[Stored items from a collection]
- - -

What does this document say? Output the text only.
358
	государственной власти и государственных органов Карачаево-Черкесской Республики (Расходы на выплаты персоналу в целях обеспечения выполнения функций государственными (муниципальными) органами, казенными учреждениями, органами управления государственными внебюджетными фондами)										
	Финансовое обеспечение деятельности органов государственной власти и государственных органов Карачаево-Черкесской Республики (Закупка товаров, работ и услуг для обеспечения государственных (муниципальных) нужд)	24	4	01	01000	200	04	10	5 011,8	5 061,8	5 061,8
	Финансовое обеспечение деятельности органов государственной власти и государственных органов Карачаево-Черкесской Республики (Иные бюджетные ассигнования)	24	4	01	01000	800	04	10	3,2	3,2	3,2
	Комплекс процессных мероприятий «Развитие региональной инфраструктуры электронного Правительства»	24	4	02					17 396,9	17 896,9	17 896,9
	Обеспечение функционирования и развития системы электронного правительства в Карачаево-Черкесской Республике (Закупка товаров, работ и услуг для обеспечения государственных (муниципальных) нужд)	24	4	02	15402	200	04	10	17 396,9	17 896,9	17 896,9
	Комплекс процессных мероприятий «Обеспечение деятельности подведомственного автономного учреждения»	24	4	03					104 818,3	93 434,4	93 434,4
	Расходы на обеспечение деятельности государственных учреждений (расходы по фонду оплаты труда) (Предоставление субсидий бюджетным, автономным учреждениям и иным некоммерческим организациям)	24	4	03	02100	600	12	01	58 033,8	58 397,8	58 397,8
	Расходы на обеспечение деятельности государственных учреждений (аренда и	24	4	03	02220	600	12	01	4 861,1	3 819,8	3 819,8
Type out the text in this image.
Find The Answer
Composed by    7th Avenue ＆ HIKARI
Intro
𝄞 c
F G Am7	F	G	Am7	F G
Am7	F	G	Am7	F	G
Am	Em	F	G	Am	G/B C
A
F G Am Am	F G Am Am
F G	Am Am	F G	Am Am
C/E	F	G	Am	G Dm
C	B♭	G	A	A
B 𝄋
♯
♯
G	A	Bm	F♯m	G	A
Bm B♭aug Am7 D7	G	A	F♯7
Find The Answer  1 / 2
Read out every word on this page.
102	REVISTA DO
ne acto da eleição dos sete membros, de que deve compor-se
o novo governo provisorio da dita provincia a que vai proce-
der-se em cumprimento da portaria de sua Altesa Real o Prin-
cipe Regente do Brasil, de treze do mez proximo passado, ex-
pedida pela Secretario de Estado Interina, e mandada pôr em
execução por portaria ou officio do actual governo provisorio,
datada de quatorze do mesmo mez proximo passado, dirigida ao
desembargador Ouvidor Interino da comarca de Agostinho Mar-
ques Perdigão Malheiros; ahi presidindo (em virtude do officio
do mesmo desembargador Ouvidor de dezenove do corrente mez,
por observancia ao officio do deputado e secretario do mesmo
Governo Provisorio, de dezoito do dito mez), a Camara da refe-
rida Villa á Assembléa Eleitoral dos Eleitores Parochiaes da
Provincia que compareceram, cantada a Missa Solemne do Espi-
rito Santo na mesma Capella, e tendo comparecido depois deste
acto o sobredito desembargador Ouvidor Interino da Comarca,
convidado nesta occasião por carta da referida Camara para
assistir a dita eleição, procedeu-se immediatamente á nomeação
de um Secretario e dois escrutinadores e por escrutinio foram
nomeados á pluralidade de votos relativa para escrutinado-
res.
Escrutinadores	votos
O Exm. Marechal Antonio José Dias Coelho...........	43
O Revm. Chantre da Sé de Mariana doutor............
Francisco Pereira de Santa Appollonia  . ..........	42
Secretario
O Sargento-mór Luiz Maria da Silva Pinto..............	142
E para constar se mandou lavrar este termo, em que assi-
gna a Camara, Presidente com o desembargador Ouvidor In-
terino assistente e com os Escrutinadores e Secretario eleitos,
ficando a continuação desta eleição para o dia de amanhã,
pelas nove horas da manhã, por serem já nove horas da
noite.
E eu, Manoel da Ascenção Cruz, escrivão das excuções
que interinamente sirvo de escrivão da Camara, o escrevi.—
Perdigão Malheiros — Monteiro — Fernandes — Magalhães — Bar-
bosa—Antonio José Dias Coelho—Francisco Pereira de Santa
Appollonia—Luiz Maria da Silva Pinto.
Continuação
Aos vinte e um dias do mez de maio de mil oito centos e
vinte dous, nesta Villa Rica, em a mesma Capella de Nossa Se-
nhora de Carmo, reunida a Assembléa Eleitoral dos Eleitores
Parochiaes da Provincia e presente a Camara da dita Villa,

- - -

• [Problem to solve] In the lines above, locate the string "обеспечения". Copy every line where it occurs.

• [Response]
	государственной власти и государственных органов Карачаево-Черкесской Республики (Расходы на выплаты персоналу в целях обеспечения выполнения функций государственными (муниципальными) органами, казенными учреждениями, органами управления государственными внебюджетными фондами)										
	Финансовое обеспечение деятельности органов государственной власти и государственных органов Карачаево-Черкесской Республики (Закупка товаров, работ и услуг для обеспечения государственных (муниципальных) нужд)	24	4	01	01000	200	04	10	5 011,8	5 061,8	5 061,8
	Обеспечение функционирования и развития системы электронного правительства в Карачаево-Черкесской Республике (Закупка товаров, работ и услуг для обеспечения государственных (муниципальных) нужд)	24	4	02	15402	200	04	10	17 396,9	17 896,9	17 896,9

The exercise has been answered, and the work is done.